Problem to solve.
Search the records for the word "background" and pick out every line that has it.

-- Start of Supplied data --

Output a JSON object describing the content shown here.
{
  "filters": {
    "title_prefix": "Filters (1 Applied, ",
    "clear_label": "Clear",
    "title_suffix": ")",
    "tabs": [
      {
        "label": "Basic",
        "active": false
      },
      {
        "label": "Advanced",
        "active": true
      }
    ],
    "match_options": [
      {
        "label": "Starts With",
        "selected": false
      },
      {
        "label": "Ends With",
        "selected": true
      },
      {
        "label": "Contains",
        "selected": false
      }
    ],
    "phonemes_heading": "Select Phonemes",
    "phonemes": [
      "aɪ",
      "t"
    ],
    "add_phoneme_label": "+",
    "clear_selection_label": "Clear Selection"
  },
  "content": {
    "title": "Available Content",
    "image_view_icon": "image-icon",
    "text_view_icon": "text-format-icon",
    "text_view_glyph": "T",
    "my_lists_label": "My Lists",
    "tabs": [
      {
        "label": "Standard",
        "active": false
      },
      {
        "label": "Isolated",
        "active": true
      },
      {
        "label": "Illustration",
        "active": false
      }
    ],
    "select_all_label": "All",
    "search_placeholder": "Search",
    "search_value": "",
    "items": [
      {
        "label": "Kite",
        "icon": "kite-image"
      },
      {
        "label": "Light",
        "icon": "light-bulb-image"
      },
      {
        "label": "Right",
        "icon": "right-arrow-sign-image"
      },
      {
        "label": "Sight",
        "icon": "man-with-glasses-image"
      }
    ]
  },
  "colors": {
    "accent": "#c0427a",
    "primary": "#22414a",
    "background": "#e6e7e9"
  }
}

-- End of Supplied data --
-- Start of Supplied data --

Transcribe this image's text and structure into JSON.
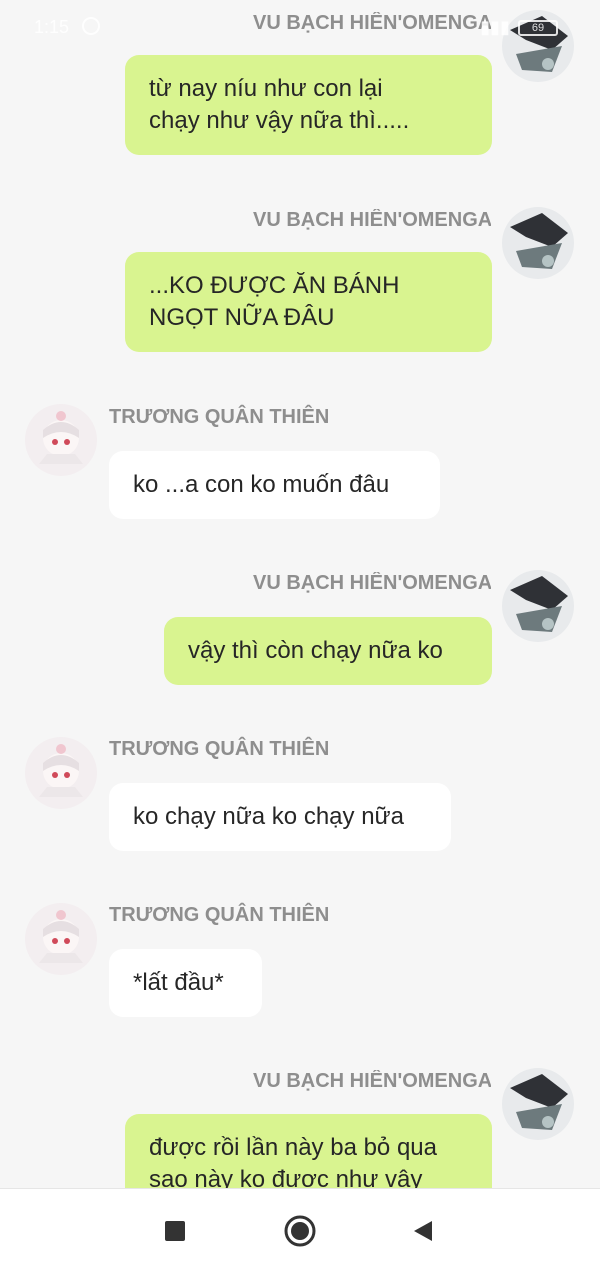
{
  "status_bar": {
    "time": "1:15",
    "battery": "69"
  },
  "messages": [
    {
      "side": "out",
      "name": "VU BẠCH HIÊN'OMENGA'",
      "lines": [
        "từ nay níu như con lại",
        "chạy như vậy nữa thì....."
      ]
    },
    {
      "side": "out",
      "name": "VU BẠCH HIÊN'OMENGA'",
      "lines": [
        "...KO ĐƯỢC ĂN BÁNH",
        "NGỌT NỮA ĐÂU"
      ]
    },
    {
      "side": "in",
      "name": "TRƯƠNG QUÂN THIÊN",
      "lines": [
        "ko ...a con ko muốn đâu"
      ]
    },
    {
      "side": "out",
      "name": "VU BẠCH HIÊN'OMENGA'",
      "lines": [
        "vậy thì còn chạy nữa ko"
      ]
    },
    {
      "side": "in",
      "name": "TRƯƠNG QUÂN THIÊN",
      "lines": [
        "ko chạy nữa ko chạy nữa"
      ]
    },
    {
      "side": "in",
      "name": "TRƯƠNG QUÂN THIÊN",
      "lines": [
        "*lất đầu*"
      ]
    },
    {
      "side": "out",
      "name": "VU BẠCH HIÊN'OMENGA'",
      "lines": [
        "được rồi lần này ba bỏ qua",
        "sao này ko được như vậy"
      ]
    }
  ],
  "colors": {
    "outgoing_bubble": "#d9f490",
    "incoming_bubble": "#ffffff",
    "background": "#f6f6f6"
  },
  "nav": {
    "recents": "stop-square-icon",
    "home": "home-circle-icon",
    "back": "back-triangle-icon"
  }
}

-- End of Supplied data --

Task solution.
    "background": "#e6e7e9"
    "background": "#f6f6f6"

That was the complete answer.